>> start DATA FOR THE TASK
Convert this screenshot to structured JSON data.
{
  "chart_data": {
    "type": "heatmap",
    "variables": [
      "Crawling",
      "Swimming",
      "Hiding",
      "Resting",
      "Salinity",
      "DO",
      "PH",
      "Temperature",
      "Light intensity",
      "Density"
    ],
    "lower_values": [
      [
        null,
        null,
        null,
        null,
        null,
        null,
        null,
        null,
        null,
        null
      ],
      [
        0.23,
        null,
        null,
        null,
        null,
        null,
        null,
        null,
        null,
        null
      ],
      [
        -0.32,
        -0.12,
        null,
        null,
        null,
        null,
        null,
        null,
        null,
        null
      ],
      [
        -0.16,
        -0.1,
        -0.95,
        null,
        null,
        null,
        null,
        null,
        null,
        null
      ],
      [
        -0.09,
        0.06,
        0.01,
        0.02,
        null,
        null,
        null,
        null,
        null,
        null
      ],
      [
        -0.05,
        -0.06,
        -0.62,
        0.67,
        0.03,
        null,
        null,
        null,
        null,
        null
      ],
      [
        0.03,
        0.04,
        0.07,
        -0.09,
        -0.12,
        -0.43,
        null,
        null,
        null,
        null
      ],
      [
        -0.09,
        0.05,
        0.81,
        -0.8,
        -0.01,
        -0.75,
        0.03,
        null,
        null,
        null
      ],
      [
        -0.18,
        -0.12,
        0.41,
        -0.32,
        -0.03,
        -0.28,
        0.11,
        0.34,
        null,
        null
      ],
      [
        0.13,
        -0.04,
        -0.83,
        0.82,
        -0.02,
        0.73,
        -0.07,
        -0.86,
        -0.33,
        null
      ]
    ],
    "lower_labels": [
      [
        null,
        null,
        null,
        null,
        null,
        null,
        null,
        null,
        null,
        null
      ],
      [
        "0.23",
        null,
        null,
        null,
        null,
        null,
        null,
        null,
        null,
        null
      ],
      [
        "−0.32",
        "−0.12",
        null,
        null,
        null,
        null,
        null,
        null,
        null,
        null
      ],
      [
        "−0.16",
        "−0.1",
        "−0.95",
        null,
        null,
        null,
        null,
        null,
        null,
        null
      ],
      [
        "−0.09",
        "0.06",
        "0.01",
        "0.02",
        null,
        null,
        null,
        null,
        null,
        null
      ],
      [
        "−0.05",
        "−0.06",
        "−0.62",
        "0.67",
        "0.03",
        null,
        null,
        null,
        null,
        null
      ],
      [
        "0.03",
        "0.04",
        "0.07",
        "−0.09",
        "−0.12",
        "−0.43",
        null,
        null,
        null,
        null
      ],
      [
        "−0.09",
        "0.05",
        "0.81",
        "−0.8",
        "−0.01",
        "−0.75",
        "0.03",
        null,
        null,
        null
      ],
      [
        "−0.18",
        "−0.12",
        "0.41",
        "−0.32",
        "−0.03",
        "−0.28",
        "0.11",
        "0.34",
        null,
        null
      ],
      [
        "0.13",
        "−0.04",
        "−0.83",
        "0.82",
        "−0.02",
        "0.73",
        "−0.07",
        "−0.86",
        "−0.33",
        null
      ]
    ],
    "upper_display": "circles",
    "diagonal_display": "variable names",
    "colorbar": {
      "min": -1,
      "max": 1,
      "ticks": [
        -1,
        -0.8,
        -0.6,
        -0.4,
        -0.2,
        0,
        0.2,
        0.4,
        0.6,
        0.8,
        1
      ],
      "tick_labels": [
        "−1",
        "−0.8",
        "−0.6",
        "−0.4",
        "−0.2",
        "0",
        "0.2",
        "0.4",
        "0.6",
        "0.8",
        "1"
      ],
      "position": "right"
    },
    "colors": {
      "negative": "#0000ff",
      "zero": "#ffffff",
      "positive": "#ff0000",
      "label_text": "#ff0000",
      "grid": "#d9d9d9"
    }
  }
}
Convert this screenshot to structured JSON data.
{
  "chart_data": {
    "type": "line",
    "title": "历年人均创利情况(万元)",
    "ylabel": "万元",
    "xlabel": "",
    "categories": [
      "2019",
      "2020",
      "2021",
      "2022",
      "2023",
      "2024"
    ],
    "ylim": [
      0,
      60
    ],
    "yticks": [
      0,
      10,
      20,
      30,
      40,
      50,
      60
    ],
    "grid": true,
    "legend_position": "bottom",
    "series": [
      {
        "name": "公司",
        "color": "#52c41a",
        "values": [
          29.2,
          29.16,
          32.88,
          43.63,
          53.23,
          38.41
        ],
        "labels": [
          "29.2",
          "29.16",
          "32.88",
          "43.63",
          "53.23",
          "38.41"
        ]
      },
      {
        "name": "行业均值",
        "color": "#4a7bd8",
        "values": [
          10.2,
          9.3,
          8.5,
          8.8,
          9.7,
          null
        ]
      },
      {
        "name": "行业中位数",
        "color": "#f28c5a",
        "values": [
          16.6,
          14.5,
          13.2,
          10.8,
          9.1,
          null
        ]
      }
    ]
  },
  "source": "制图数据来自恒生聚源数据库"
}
>> end DATA FOR THE TASK
WHAT IS ASKED » Reproduce the listing above word for word.

EXPECTED ANSWER »
Convert this screenshot to structured JSON data.
{
  "chart_data": {
    "type": "heatmap",
    "variables": [
      "Crawling",
      "Swimming",
      "Hiding",
      "Resting",
      "Salinity",
      "DO",
      "PH",
      "Temperature",
      "Light intensity",
      "Density"
    ],
    "lower_values": [
      [
        null,
        null,
        null,
        null,
        null,
        null,
        null,
        null,
        null,
        null
      ],
      [
        0.23,
        null,
        null,
        null,
        null,
        null,
        null,
        null,
        null,
        null
      ],
      [
        -0.32,
        -0.12,
        null,
        null,
        null,
        null,
        null,
        null,
        null,
        null
      ],
      [
        -0.16,
        -0.1,
        -0.95,
        null,
        null,
        null,
        null,
        null,
        null,
        null
      ],
      [
        -0.09,
        0.06,
        0.01,
        0.02,
        null,
        null,
        null,
        null,
        null,
        null
      ],
      [
        -0.05,
        -0.06,
        -0.62,
        0.67,
        0.03,
        null,
        null,
        null,
        null,
        null
      ],
      [
        0.03,
        0.04,
        0.07,
        -0.09,
        -0.12,
        -0.43,
        null,
        null,
        null,
        null
      ],
      [
        -0.09,
        0.05,
        0.81,
        -0.8,
        -0.01,
        -0.75,
        0.03,
        null,
        null,
        null
      ],
      [
        -0.18,
        -0.12,
        0.41,
        -0.32,
        -0.03,
        -0.28,
        0.11,
        0.34,
        null,
        null
      ],
      [
        0.13,
        -0.04,
        -0.83,
        0.82,
        -0.02,
        0.73,
        -0.07,
        -0.86,
        -0.33,
        null
      ]
    ],
    "lower_labels": [
      [
        null,
        null,
        null,
        null,
        null,
        null,
        null,
        null,
        null,
        null
      ],
      [
        "0.23",
        null,
        null,
        null,
        null,
        null,
        null,
        null,
        null,
        null
      ],
      [
        "−0.32",
        "−0.12",
        null,
        null,
        null,
        null,
        null,
        null,
        null,
        null
      ],
      [
        "−0.16",
        "−0.1",
        "−0.95",
        null,
        null,
        null,
        null,
        null,
        null,
        null
      ],
      [
        "−0.09",
        "0.06",
        "0.01",
        "0.02",
        null,
        null,
        null,
        null,
        null,
        null
      ],
      [
        "−0.05",
        "−0.06",
        "−0.62",
        "0.67",
        "0.03",
        null,
        null,
        null,
        null,
        null
      ],
      [
        "0.03",
        "0.04",
        "0.07",
        "−0.09",
        "−0.12",
        "−0.43",
        null,
        null,
        null,
        null
      ],
      [
        "−0.09",
        "0.05",
        "0.81",
        "−0.8",
        "−0.01",
        "−0.75",
        "0.03",
        null,
        null,
        null
      ],
      [
        "−0.18",
        "−0.12",
        "0.41",
        "−0.32",
        "−0.03",
        "−0.28",
        "0.11",
        "0.34",
        null,
        null
      ],
      [
        "0.13",
        "−0.04",
        "−0.83",
        "0.82",
        "−0.02",
        "0.73",
        "−0.07",
        "−0.86",
        "−0.33",
        null
      ]
    ],
    "upper_display": "circles",
    "diagonal_display": "variable names",
    "colorbar": {
      "min": -1,
      "max": 1,
      "ticks": [
        -1,
        -0.8,
        -0.6,
        -0.4,
        -0.2,
        0,
        0.2,
        0.4,
        0.6,
        0.8,
        1
      ],
      "tick_labels": [
        "−1",
        "−0.8",
        "−0.6",
        "−0.4",
        "−0.2",
        "0",
        "0.2",
        "0.4",
        "0.6",
        "0.8",
        "1"
      ],
      "position": "right"
    },
    "colors": {
      "negative": "#0000ff",
      "zero": "#ffffff",
      "positive": "#ff0000",
      "label_text": "#ff0000",
      "grid": "#d9d9d9"
    }
  }
}
Convert this screenshot to structured JSON data.
{
  "chart_data": {
    "type": "line",
    "title": "历年人均创利情况(万元)",
    "ylabel": "万元",
    "xlabel": "",
    "categories": [
      "2019",
      "2020",
      "2021",
      "2022",
      "2023",
      "2024"
    ],
    "ylim": [
      0,
      60
    ],
    "yticks": [
      0,
      10,
      20,
      30,
      40,
      50,
      60
    ],
    "grid": true,
    "legend_position": "bottom",
    "series": [
      {
        "name": "公司",
        "color": "#52c41a",
        "values": [
          29.2,
          29.16,
          32.88,
          43.63,
          53.23,
          38.41
        ],
        "labels": [
          "29.2",
          "29.16",
          "32.88",
          "43.63",
          "53.23",
          "38.41"
        ]
      },
      {
        "name": "行业均值",
        "color": "#4a7bd8",
        "values": [
          10.2,
          9.3,
          8.5,
          8.8,
          9.7,
          null
        ]
      },
      {
        "name": "行业中位数",
        "color": "#f28c5a",
        "values": [
          16.6,
          14.5,
          13.2,
          10.8,
          9.1,
          null
        ]
      }
    ]
  },
  "source": "制图数据来自恒生聚源数据库"
}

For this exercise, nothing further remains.